→ **GOAL**
Pick out each line below containing "Codewandler".

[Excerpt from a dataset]

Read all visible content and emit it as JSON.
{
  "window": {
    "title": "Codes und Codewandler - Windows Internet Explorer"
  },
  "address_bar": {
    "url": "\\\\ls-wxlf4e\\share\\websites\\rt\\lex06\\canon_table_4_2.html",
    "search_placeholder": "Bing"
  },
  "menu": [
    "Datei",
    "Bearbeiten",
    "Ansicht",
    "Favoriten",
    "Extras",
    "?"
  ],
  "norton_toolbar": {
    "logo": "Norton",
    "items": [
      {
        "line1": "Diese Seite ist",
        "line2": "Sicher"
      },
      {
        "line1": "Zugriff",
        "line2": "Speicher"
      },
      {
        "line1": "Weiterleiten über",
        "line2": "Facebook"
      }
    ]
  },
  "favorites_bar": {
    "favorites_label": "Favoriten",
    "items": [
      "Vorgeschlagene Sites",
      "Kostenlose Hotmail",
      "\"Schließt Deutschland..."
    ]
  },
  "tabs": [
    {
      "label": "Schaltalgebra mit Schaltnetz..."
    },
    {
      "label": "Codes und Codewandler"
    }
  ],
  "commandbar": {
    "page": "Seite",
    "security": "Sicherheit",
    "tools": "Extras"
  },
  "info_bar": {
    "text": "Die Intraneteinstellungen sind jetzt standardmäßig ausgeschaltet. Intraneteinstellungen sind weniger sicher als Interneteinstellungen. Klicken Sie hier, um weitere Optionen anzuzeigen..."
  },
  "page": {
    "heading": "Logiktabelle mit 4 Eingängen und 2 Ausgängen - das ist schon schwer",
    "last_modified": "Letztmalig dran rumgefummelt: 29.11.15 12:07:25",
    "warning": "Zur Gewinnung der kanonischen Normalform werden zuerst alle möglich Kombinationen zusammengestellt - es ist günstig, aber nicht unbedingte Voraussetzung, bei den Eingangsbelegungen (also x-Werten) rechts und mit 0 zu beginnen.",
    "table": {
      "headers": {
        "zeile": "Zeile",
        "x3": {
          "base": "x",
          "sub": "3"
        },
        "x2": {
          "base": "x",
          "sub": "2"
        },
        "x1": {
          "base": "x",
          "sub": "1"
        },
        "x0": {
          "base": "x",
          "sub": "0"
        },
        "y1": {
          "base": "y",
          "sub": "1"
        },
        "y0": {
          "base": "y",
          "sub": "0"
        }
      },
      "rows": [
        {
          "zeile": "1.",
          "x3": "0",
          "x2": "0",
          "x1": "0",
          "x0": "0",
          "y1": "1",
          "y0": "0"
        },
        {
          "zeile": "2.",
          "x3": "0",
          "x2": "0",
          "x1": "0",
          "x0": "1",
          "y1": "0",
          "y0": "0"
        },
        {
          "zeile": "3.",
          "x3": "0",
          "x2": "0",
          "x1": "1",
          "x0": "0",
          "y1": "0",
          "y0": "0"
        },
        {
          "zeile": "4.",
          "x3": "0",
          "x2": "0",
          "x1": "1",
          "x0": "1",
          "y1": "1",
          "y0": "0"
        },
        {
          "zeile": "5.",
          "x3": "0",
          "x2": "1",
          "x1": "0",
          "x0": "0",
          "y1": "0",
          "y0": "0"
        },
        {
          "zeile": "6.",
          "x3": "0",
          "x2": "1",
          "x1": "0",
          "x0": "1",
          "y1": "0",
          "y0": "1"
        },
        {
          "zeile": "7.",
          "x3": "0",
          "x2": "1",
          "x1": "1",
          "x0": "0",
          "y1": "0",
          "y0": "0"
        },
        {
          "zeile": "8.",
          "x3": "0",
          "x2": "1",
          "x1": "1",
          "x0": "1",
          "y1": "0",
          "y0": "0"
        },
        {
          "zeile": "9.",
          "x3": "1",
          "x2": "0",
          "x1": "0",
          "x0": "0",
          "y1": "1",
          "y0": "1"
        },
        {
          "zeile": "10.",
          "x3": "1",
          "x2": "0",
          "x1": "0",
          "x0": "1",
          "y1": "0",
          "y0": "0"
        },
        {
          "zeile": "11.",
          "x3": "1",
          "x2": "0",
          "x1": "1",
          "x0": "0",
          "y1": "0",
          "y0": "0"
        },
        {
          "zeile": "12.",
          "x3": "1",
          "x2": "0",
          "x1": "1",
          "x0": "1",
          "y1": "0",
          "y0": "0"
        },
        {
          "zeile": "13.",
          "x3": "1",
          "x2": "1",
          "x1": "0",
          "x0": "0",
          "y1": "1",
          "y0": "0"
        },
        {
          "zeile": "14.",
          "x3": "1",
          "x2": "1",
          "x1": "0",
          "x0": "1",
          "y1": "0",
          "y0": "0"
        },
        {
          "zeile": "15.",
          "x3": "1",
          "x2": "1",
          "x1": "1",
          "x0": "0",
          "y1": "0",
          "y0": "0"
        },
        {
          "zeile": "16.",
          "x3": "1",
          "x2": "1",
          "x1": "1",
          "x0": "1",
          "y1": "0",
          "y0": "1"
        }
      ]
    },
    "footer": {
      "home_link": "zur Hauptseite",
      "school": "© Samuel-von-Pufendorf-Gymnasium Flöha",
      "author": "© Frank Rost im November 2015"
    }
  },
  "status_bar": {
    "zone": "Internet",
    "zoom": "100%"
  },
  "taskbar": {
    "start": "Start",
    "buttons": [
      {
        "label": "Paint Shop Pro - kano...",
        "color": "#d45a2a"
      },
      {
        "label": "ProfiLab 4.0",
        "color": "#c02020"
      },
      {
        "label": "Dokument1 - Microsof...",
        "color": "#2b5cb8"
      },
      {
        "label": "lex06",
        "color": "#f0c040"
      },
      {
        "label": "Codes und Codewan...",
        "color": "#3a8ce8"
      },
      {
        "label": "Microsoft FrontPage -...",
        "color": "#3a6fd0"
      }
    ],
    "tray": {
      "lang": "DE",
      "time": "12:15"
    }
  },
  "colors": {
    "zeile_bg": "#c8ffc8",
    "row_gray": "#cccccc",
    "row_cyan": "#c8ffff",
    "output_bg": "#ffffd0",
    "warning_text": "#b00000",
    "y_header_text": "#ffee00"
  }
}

→ **RESULT**
    "title": "Codes und Codewandler - Windows Internet Explorer"
      "label": "Codes und Codewandler"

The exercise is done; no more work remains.